> [WHAT IS REQUIRED] Transcribe the records that follow in their entirety, omitting any pictures.

Entries with figure data

::::

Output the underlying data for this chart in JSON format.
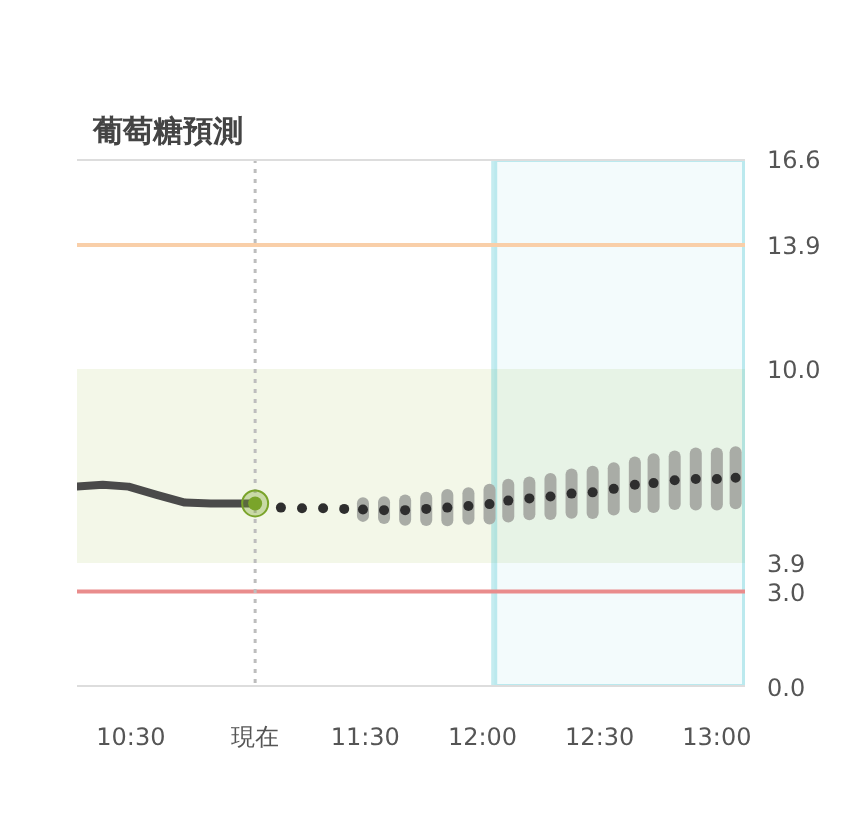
{
  "chart_data": {
    "type": "line",
    "title": "葡萄糖預測",
    "xlim": [
      10.27,
      13.12
    ],
    "xticks": [
      {
        "value": 10.5,
        "label": "10:30"
      },
      {
        "value": 11.03,
        "label": "現在"
      },
      {
        "value": 11.5,
        "label": "11:30"
      },
      {
        "value": 12.0,
        "label": "12:00"
      },
      {
        "value": 12.5,
        "label": "12:30"
      },
      {
        "value": 13.0,
        "label": "13:00"
      }
    ],
    "ylim": [
      0,
      16.6
    ],
    "yticks": [
      {
        "value": 0,
        "label": "0.0"
      },
      {
        "value": 3.0,
        "label": "3.0"
      },
      3.9,
      {
        "value": 10.0,
        "label": "10.0"
      },
      13.9,
      16.6
    ],
    "grid": false,
    "tick_labels": "xy",
    "series": [
      {
        "color": "#4a4a4a",
        "x": [
          10.27,
          10.38,
          10.49,
          10.61,
          10.73,
          10.84,
          11.03
        ],
        "values": [
          6.3,
          6.36,
          6.3,
          6.04,
          5.8,
          5.77,
          5.77
        ]
      },
      {
        "type": "scatter",
        "marker": "circle",
        "color": "#7aa42a",
        "x": [
          11.03
        ],
        "values": [
          5.77
        ]
      },
      {
        "type": "scatter",
        "marker": "circle",
        "color": "#2e2e2e",
        "x": [
          11.14,
          11.23,
          11.32,
          11.41,
          11.49,
          11.58,
          11.67,
          11.76,
          11.85,
          11.94,
          12.03,
          12.11,
          12.2,
          12.29,
          12.38,
          12.47,
          12.56,
          12.65,
          12.73,
          12.82,
          12.91,
          13.0,
          13.08
        ],
        "values": [
          5.64,
          5.62,
          5.62,
          5.6,
          5.58,
          5.56,
          5.56,
          5.6,
          5.64,
          5.69,
          5.75,
          5.86,
          5.93,
          5.99,
          6.08,
          6.12,
          6.23,
          6.36,
          6.41,
          6.5,
          6.54,
          6.54,
          6.58
        ],
        "errors": [
          null,
          null,
          null,
          null,
          0.2,
          0.25,
          0.3,
          0.35,
          0.4,
          0.4,
          0.45,
          0.5,
          0.5,
          0.55,
          0.6,
          0.65,
          0.65,
          0.7,
          0.75,
          0.75,
          0.8,
          0.8,
          0.8
        ]
      }
    ],
    "ref_lines": [
      {
        "axis": "y",
        "value": 13.9,
        "color": "#f9cfa9"
      },
      {
        "axis": "y",
        "value": 3.0,
        "color": "#e98c8c"
      },
      {
        "axis": "x",
        "value": 11.03,
        "color": "#bdbdbd",
        "line_style": "dotted"
      }
    ],
    "bands": [
      {
        "axis": "y",
        "from": 3.9,
        "to": 10.0,
        "color": "#f3f7e8"
      },
      {
        "axis": "x",
        "from": 12.05,
        "to": 13.12,
        "color": "#3bbfcc"
      }
    ]
  }
}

::::

> [WRITTEN SOLUTION]
Output the underlying data for this chart in JSON format.
{
  "chart_data": {
    "type": "line",
    "title": "葡萄糖預測",
    "xlim": [
      10.27,
      13.12
    ],
    "xticks": [
      {
        "value": 10.5,
        "label": "10:30"
      },
      {
        "value": 11.03,
        "label": "現在"
      },
      {
        "value": 11.5,
        "label": "11:30"
      },
      {
        "value": 12.0,
        "label": "12:00"
      },
      {
        "value": 12.5,
        "label": "12:30"
      },
      {
        "value": 13.0,
        "label": "13:00"
      }
    ],
    "ylim": [
      0,
      16.6
    ],
    "yticks": [
      {
        "value": 0,
        "label": "0.0"
      },
      {
        "value": 3.0,
        "label": "3.0"
      },
      3.9,
      {
        "value": 10.0,
        "label": "10.0"
      },
      13.9,
      16.6
    ],
    "grid": false,
    "tick_labels": "xy",
    "series": [
      {
        "color": "#4a4a4a",
        "x": [
          10.27,
          10.38,
          10.49,
          10.61,
          10.73,
          10.84,
          11.03
        ],
        "values": [
          6.3,
          6.36,
          6.3,
          6.04,
          5.8,
          5.77,
          5.77
        ]
      },
      {
        "type": "scatter",
        "marker": "circle",
        "color": "#7aa42a",
        "x": [
          11.03
        ],
        "values": [
          5.77
        ]
      },
      {
        "type": "scatter",
        "marker": "circle",
        "color": "#2e2e2e",
        "x": [
          11.14,
          11.23,
          11.32,
          11.41,
          11.49,
          11.58,
          11.67,
          11.76,
          11.85,
          11.94,
          12.03,
          12.11,
          12.2,
          12.29,
          12.38,
          12.47,
          12.56,
          12.65,
          12.73,
          12.82,
          12.91,
          13.0,
          13.08
        ],
        "values": [
          5.64,
          5.62,
          5.62,
          5.6,
          5.58,
          5.56,
          5.56,
          5.6,
          5.64,
          5.69,
          5.75,
          5.86,
          5.93,
          5.99,
          6.08,
          6.12,
          6.23,
          6.36,
          6.41,
          6.5,
          6.54,
          6.54,
          6.58
        ],
        "errors": [
          null,
          null,
          null,
          null,
          0.2,
          0.25,
          0.3,
          0.35,
          0.4,
          0.4,
          0.45,
          0.5,
          0.5,
          0.55,
          0.6,
          0.65,
          0.65,
          0.7,
          0.75,
          0.75,
          0.8,
          0.8,
          0.8
        ]
      }
    ],
    "ref_lines": [
      {
        "axis": "y",
        "value": 13.9,
        "color": "#f9cfa9"
      },
      {
        "axis": "y",
        "value": 3.0,
        "color": "#e98c8c"
      },
      {
        "axis": "x",
        "value": 11.03,
        "color": "#bdbdbd",
        "line_style": "dotted"
      }
    ],
    "bands": [
      {
        "axis": "y",
        "from": 3.9,
        "to": 10.0,
        "color": "#f3f7e8"
      },
      {
        "axis": "x",
        "from": 12.05,
        "to": 13.12,
        "color": "#3bbfcc"
      }
    ]
  }
}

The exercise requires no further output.